## Objective
Find each line containing the word "marker" and report how many there are. Add nothing else.

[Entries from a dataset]
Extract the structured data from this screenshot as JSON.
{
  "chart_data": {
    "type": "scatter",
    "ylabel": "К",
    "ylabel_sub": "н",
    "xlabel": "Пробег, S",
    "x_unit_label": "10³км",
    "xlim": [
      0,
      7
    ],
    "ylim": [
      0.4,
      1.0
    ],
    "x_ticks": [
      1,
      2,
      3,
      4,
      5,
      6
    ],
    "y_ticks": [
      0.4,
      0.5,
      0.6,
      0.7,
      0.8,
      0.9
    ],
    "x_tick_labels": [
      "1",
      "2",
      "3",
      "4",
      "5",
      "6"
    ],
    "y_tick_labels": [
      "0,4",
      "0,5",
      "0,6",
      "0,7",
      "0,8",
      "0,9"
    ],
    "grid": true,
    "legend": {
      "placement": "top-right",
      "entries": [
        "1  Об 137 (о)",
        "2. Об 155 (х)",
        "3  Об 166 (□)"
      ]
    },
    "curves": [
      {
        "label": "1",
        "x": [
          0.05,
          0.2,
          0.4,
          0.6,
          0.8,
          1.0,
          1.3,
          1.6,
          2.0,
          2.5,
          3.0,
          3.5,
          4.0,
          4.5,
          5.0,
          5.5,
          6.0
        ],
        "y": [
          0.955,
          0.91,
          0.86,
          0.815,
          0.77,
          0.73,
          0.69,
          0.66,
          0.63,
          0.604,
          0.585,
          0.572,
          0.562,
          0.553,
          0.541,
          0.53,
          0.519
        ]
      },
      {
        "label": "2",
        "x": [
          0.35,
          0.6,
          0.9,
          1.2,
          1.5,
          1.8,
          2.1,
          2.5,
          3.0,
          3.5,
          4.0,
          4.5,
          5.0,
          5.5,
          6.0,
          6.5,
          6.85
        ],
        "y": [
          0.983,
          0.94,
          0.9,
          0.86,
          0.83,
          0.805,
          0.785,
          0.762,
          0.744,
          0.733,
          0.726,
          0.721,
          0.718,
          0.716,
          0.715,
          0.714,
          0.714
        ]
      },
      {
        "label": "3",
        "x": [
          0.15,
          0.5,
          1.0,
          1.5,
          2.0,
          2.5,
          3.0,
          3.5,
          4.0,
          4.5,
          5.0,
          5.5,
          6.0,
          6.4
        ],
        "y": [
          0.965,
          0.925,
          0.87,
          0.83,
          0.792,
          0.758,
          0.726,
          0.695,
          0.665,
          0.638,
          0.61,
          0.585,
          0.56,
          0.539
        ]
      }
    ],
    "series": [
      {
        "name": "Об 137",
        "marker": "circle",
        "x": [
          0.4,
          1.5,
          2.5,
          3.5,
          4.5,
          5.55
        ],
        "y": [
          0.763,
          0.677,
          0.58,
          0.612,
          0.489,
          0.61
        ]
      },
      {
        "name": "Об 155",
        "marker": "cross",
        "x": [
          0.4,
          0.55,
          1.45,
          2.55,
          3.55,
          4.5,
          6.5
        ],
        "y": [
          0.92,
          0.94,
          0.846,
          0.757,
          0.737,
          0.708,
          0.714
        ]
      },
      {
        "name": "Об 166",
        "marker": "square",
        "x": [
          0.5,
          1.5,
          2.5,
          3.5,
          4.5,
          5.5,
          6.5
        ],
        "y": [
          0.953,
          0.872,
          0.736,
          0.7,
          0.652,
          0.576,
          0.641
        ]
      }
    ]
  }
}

## Result of the exercise
3